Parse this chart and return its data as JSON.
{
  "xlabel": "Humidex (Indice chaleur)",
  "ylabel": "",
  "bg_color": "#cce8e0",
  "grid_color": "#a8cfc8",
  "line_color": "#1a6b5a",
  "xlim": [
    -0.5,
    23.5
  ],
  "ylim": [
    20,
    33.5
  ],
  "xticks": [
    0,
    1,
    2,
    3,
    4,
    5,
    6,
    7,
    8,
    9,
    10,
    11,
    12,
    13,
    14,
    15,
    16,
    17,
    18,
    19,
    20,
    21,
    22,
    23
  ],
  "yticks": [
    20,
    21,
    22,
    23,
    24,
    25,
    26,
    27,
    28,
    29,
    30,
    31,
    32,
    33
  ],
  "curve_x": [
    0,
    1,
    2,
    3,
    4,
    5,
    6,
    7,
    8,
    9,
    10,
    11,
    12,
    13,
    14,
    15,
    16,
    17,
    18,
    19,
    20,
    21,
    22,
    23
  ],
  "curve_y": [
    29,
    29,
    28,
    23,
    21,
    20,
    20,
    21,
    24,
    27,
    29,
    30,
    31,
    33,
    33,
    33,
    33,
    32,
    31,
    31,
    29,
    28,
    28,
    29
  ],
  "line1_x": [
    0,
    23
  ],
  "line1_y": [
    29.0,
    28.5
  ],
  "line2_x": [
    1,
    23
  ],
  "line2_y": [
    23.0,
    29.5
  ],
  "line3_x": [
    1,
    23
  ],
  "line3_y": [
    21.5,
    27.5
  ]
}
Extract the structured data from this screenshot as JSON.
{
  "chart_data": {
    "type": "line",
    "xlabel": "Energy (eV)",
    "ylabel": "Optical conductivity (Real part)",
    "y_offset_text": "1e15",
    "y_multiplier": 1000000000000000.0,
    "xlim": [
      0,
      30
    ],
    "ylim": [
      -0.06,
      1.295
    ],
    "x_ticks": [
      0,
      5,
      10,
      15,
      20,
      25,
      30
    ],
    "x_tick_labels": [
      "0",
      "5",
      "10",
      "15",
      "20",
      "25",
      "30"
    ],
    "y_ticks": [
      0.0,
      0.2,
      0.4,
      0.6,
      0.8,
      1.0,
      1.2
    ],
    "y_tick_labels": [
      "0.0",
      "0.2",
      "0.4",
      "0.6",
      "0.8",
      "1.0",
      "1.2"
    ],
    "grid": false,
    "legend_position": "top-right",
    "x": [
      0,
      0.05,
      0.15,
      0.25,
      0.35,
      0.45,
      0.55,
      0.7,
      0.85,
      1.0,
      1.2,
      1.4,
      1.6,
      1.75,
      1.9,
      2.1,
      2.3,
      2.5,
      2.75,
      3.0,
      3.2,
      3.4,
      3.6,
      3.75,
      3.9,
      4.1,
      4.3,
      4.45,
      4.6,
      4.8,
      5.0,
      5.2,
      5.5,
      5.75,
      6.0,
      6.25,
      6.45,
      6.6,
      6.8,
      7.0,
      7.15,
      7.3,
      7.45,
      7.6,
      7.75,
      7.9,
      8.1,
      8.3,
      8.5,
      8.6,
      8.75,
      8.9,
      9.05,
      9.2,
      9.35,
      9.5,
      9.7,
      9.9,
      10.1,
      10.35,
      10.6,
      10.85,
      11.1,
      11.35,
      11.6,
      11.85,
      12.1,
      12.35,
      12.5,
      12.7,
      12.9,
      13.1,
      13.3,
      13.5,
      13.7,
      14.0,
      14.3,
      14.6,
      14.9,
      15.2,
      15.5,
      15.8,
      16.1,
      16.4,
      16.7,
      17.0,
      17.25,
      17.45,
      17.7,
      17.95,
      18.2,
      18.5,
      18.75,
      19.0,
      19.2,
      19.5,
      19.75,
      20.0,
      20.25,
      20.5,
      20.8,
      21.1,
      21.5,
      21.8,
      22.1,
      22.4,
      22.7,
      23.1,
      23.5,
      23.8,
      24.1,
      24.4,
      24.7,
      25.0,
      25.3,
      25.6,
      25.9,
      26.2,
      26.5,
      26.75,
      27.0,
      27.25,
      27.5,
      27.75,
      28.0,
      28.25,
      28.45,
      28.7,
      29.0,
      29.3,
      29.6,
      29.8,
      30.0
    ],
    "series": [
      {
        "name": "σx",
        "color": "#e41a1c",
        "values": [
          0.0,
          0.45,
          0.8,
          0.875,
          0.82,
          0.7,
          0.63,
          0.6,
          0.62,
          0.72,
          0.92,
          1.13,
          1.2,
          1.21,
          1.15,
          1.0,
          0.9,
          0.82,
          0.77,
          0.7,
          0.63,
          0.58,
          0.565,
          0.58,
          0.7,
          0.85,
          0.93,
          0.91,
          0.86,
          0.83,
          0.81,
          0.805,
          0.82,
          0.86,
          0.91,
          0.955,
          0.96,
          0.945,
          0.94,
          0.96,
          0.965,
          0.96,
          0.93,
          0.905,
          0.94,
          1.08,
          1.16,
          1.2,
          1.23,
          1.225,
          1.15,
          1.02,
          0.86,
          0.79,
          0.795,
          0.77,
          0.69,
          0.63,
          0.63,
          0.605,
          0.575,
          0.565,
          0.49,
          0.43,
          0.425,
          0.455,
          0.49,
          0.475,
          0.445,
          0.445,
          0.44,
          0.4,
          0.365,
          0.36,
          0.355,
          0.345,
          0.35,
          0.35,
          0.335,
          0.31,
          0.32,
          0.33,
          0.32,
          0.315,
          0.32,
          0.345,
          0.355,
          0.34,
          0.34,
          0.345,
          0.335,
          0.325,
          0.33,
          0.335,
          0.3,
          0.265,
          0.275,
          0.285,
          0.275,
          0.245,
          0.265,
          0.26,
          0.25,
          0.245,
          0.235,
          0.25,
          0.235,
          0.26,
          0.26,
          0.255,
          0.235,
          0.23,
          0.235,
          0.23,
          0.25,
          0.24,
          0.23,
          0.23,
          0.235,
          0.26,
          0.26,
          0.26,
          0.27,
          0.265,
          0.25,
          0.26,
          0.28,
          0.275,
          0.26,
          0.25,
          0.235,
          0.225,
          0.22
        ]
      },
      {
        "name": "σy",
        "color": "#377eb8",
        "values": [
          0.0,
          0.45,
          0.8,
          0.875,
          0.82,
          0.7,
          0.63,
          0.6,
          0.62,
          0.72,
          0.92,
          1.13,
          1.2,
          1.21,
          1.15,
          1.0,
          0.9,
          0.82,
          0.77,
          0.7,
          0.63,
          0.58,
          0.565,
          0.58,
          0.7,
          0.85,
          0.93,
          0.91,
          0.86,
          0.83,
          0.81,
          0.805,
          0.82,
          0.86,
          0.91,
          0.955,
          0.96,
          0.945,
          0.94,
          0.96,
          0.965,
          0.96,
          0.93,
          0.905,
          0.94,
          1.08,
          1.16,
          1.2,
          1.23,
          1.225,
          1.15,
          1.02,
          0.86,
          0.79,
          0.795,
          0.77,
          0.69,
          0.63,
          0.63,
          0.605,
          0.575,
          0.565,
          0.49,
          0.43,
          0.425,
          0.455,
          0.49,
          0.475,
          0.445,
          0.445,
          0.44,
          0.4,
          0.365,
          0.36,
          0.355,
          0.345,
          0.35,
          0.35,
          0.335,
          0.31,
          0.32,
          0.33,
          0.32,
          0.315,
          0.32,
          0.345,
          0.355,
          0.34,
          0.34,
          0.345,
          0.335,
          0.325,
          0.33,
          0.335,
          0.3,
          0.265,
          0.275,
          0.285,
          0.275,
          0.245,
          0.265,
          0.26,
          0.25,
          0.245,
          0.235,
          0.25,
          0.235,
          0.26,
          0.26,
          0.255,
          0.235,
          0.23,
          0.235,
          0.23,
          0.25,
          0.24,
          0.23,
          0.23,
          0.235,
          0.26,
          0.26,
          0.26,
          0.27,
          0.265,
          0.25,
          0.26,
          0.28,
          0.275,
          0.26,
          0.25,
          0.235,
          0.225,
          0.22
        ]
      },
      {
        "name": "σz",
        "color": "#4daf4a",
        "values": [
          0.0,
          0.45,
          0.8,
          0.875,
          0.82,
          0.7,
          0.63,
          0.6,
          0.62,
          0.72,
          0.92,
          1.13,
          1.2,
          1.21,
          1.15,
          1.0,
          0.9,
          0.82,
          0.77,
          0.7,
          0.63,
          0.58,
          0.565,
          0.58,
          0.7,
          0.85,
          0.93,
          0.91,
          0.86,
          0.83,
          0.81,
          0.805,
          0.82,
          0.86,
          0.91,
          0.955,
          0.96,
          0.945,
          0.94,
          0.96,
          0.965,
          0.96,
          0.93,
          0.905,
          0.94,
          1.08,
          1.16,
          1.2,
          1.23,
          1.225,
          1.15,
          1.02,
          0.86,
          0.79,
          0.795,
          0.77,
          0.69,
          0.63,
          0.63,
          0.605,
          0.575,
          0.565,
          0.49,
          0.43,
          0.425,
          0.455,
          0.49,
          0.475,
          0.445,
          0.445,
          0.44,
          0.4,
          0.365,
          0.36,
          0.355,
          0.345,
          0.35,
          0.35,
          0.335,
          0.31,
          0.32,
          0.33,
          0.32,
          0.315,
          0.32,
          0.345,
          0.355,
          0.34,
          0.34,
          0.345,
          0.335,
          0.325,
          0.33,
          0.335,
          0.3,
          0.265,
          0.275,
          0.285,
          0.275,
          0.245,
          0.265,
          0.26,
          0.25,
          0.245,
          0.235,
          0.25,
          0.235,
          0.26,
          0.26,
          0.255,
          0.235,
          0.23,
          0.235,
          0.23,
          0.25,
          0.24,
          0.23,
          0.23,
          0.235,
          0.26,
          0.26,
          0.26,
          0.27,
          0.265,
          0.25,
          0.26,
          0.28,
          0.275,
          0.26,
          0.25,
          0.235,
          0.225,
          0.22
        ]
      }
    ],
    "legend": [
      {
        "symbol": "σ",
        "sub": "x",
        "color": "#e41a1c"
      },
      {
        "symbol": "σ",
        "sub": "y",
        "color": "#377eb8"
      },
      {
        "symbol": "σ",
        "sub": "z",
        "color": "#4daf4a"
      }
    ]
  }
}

The exercise
Report all lines of the data that include the word "xlabel".

Result of this task
  "xlabel": "Humidex (Indice chaleur)",
    "xlabel": "Energy (eV)",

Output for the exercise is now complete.